▶ [Aim of the task]
Each entry that follows must be output without any deviation.

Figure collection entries

_ _ _ _ _ _ _

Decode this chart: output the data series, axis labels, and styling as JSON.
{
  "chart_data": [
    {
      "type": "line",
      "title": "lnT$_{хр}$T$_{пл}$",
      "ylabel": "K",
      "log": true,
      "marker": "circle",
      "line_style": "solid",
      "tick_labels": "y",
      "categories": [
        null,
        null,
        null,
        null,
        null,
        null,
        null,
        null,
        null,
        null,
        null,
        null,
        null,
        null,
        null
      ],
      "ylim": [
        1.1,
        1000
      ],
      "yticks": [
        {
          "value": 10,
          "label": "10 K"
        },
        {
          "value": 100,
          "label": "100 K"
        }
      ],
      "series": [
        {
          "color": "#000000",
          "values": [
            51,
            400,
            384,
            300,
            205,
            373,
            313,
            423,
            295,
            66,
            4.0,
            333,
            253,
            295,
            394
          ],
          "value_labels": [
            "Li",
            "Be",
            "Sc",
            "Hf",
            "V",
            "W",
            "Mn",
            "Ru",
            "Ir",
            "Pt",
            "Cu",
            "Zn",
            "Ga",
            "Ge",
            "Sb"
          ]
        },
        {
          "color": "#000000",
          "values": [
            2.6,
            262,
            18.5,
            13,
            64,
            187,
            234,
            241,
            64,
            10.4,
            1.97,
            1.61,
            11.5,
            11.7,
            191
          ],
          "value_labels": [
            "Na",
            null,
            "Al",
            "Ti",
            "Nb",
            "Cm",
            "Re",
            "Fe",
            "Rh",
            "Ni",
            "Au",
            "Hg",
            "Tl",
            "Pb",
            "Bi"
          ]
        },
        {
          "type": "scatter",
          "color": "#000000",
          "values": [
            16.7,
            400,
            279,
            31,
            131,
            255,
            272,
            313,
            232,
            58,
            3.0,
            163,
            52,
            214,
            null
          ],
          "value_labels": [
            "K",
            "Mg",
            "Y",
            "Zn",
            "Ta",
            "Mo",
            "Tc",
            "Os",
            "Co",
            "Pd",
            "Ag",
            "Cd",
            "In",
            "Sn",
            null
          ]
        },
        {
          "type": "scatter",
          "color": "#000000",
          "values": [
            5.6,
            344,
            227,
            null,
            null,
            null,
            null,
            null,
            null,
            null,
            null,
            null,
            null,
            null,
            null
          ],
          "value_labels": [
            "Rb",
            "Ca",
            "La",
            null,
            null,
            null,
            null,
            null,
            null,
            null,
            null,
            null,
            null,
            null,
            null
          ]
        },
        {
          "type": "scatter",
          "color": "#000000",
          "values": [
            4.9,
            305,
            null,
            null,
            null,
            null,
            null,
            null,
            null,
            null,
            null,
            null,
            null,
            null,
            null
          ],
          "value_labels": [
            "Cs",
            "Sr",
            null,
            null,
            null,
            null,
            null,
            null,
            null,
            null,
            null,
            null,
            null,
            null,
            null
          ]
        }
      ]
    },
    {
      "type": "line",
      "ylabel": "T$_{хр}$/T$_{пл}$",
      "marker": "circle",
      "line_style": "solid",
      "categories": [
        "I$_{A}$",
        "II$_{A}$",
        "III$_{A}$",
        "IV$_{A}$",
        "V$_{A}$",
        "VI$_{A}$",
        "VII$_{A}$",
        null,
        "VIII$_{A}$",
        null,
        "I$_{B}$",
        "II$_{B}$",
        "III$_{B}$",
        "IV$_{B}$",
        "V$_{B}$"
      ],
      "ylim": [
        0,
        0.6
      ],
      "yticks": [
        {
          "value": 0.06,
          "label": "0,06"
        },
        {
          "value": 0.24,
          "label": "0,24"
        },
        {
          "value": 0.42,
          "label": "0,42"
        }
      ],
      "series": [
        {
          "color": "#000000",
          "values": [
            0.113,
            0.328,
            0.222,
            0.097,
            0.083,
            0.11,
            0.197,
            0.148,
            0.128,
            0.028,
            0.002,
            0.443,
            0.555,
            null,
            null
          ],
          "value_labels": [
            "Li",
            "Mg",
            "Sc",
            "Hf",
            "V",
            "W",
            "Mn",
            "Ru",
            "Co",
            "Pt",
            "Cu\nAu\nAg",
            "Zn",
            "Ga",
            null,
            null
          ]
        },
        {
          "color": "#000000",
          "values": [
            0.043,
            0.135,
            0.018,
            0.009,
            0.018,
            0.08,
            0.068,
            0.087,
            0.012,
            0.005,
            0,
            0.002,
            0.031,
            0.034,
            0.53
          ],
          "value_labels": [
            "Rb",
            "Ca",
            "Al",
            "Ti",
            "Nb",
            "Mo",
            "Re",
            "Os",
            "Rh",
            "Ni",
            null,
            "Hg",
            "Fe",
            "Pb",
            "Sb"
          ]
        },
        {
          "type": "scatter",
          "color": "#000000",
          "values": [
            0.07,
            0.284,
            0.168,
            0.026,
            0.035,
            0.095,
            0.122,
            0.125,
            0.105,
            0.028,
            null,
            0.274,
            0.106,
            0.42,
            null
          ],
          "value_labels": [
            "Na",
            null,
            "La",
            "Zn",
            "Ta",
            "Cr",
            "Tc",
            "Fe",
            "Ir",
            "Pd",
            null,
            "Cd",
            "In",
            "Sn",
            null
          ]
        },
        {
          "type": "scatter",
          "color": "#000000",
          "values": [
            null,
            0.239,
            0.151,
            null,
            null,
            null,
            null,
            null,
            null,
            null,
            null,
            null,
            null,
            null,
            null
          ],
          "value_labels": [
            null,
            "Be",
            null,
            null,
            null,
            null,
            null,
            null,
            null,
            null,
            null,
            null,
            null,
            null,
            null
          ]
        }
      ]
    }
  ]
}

_ _ _ _ _ _ _

▶ [Result]
Decode this chart: output the data series, axis labels, and styling as JSON.
{
  "chart_data": [
    {
      "type": "line",
      "title": "lnT$_{хр}$T$_{пл}$",
      "ylabel": "K",
      "log": true,
      "marker": "circle",
      "line_style": "solid",
      "tick_labels": "y",
      "categories": [
        null,
        null,
        null,
        null,
        null,
        null,
        null,
        null,
        null,
        null,
        null,
        null,
        null,
        null,
        null
      ],
      "ylim": [
        1.1,
        1000
      ],
      "yticks": [
        {
          "value": 10,
          "label": "10 K"
        },
        {
          "value": 100,
          "label": "100 K"
        }
      ],
      "series": [
        {
          "color": "#000000",
          "values": [
            51,
            400,
            384,
            300,
            205,
            373,
            313,
            423,
            295,
            66,
            4.0,
            333,
            253,
            295,
            394
          ],
          "value_labels": [
            "Li",
            "Be",
            "Sc",
            "Hf",
            "V",
            "W",
            "Mn",
            "Ru",
            "Ir",
            "Pt",
            "Cu",
            "Zn",
            "Ga",
            "Ge",
            "Sb"
          ]
        },
        {
          "color": "#000000",
          "values": [
            2.6,
            262,
            18.5,
            13,
            64,
            187,
            234,
            241,
            64,
            10.4,
            1.97,
            1.61,
            11.5,
            11.7,
            191
          ],
          "value_labels": [
            "Na",
            null,
            "Al",
            "Ti",
            "Nb",
            "Cm",
            "Re",
            "Fe",
            "Rh",
            "Ni",
            "Au",
            "Hg",
            "Tl",
            "Pb",
            "Bi"
          ]
        },
        {
          "type": "scatter",
          "color": "#000000",
          "values": [
            16.7,
            400,
            279,
            31,
            131,
            255,
            272,
            313,
            232,
            58,
            3.0,
            163,
            52,
            214,
            null
          ],
          "value_labels": [
            "K",
            "Mg",
            "Y",
            "Zn",
            "Ta",
            "Mo",
            "Tc",
            "Os",
            "Co",
            "Pd",
            "Ag",
            "Cd",
            "In",
            "Sn",
            null
          ]
        },
        {
          "type": "scatter",
          "color": "#000000",
          "values": [
            5.6,
            344,
            227,
            null,
            null,
            null,
            null,
            null,
            null,
            null,
            null,
            null,
            null,
            null,
            null
          ],
          "value_labels": [
            "Rb",
            "Ca",
            "La",
            null,
            null,
            null,
            null,
            null,
            null,
            null,
            null,
            null,
            null,
            null,
            null
          ]
        },
        {
          "type": "scatter",
          "color": "#000000",
          "values": [
            4.9,
            305,
            null,
            null,
            null,
            null,
            null,
            null,
            null,
            null,
            null,
            null,
            null,
            null,
            null
          ],
          "value_labels": [
            "Cs",
            "Sr",
            null,
            null,
            null,
            null,
            null,
            null,
            null,
            null,
            null,
            null,
            null,
            null,
            null
          ]
        }
      ]
    },
    {
      "type": "line",
      "ylabel": "T$_{хр}$/T$_{пл}$",
      "marker": "circle",
      "line_style": "solid",
      "categories": [
        "I$_{A}$",
        "II$_{A}$",
        "III$_{A}$",
        "IV$_{A}$",
        "V$_{A}$",
        "VI$_{A}$",
        "VII$_{A}$",
        null,
        "VIII$_{A}$",
        null,
        "I$_{B}$",
        "II$_{B}$",
        "III$_{B}$",
        "IV$_{B}$",
        "V$_{B}$"
      ],
      "ylim": [
        0,
        0.6
      ],
      "yticks": [
        {
          "value": 0.06,
          "label": "0,06"
        },
        {
          "value": 0.24,
          "label": "0,24"
        },
        {
          "value": 0.42,
          "label": "0,42"
        }
      ],
      "series": [
        {
          "color": "#000000",
          "values": [
            0.113,
            0.328,
            0.222,
            0.097,
            0.083,
            0.11,
            0.197,
            0.148,
            0.128,
            0.028,
            0.002,
            0.443,
            0.555,
            null,
            null
          ],
          "value_labels": [
            "Li",
            "Mg",
            "Sc",
            "Hf",
            "V",
            "W",
            "Mn",
            "Ru",
            "Co",
            "Pt",
            "Cu\nAu\nAg",
            "Zn",
            "Ga",
            null,
            null
          ]
        },
        {
          "color": "#000000",
          "values": [
            0.043,
            0.135,
            0.018,
            0.009,
            0.018,
            0.08,
            0.068,
            0.087,
            0.012,
            0.005,
            0,
            0.002,
            0.031,
            0.034,
            0.53
          ],
          "value_labels": [
            "Rb",
            "Ca",
            "Al",
            "Ti",
            "Nb",
            "Mo",
            "Re",
            "Os",
            "Rh",
            "Ni",
            null,
            "Hg",
            "Fe",
            "Pb",
            "Sb"
          ]
        },
        {
          "type": "scatter",
          "color": "#000000",
          "values": [
            0.07,
            0.284,
            0.168,
            0.026,
            0.035,
            0.095,
            0.122,
            0.125,
            0.105,
            0.028,
            null,
            0.274,
            0.106,
            0.42,
            null
          ],
          "value_labels": [
            "Na",
            null,
            "La",
            "Zn",
            "Ta",
            "Cr",
            "Tc",
            "Fe",
            "Ir",
            "Pd",
            null,
            "Cd",
            "In",
            "Sn",
            null
          ]
        },
        {
          "type": "scatter",
          "color": "#000000",
          "values": [
            null,
            0.239,
            0.151,
            null,
            null,
            null,
            null,
            null,
            null,
            null,
            null,
            null,
            null,
            null,
            null
          ],
          "value_labels": [
            null,
            "Be",
            null,
            null,
            null,
            null,
            null,
            null,
            null,
            null,
            null,
            null,
            null,
            null,
            null
          ]
        }
      ]
    }
  ]
}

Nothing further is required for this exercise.